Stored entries
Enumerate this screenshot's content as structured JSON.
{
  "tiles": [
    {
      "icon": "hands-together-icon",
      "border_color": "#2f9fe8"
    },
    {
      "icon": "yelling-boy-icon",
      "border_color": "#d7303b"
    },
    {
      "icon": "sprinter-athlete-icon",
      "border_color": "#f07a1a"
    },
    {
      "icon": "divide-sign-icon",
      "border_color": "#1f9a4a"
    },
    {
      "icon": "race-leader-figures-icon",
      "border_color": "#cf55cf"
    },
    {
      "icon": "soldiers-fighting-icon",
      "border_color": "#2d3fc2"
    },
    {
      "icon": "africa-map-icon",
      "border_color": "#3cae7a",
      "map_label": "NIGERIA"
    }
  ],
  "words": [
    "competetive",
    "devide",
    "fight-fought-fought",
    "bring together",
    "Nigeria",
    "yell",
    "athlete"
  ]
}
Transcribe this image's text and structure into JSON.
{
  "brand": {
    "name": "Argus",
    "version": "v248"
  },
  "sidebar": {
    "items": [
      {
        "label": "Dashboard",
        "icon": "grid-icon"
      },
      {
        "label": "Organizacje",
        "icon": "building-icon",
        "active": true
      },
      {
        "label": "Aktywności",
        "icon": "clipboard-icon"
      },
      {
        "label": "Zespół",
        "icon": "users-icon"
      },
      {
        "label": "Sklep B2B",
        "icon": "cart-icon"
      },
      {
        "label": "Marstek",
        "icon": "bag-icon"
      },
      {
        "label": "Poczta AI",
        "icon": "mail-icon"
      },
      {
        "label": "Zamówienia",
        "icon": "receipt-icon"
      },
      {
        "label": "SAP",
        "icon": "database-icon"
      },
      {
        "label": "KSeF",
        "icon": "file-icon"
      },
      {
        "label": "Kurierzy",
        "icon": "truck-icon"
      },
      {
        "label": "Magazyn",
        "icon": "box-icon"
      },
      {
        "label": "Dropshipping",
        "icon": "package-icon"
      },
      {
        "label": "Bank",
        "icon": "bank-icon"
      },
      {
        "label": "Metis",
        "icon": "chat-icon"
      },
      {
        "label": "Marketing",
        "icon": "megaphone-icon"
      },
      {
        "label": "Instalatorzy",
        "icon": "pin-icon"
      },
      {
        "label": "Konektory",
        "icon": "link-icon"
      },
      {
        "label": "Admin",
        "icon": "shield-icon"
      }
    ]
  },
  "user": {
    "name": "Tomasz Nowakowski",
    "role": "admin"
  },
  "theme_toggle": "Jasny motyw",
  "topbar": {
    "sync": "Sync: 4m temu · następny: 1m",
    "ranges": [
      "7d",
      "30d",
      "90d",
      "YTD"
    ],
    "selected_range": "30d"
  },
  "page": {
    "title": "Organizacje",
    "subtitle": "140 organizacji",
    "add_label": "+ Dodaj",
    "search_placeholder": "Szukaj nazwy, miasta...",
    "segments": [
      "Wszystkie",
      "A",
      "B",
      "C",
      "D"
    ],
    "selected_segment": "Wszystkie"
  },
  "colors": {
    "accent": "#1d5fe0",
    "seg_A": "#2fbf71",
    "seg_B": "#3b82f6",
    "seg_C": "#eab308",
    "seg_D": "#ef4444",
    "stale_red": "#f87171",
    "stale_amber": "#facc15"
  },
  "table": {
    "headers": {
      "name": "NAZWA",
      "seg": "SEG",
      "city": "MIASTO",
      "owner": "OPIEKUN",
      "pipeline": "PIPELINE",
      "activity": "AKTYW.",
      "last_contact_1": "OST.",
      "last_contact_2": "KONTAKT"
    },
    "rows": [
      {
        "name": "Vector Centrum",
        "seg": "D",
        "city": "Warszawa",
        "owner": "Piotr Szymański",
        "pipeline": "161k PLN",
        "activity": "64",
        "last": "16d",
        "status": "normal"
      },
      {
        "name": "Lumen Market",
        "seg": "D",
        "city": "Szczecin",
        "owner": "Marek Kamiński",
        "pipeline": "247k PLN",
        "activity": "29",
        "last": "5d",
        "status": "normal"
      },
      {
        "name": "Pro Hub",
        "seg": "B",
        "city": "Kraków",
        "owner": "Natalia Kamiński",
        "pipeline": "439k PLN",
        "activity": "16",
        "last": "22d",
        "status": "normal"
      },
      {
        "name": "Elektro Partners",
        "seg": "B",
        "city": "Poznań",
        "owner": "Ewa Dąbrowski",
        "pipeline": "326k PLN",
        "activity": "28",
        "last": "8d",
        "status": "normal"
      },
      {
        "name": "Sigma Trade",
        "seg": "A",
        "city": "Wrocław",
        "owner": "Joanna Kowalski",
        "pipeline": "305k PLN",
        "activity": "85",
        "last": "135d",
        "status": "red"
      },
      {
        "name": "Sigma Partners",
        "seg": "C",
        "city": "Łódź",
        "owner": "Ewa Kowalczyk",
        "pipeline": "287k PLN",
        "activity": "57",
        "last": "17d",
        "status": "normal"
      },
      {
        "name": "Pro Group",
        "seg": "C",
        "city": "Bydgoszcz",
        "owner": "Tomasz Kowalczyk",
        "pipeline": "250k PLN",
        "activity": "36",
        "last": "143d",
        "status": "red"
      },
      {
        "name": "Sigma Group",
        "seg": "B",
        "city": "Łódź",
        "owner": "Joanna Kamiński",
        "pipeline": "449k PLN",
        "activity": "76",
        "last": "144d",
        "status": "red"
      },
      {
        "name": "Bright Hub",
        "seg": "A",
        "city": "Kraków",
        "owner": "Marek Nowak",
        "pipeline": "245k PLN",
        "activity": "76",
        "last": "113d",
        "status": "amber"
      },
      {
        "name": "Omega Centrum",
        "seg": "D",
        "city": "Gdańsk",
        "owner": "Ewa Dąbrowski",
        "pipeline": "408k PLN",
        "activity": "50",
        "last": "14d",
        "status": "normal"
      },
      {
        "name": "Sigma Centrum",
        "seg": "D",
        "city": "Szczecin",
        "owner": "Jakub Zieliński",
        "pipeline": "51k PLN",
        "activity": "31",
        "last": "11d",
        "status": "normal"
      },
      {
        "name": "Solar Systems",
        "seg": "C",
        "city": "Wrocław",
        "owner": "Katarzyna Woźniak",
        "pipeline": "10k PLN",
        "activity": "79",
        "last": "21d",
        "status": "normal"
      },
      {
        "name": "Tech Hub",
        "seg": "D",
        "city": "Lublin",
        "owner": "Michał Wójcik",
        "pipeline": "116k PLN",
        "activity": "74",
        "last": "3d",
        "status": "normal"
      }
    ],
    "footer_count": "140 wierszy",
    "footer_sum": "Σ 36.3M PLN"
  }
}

— Your goal —
Pull out all lines from the listing that contain the string "this".

— Response to the exercise —
Enumerate this screenshot's content as structured JSON.
Transcribe this image's text and structure into JSON.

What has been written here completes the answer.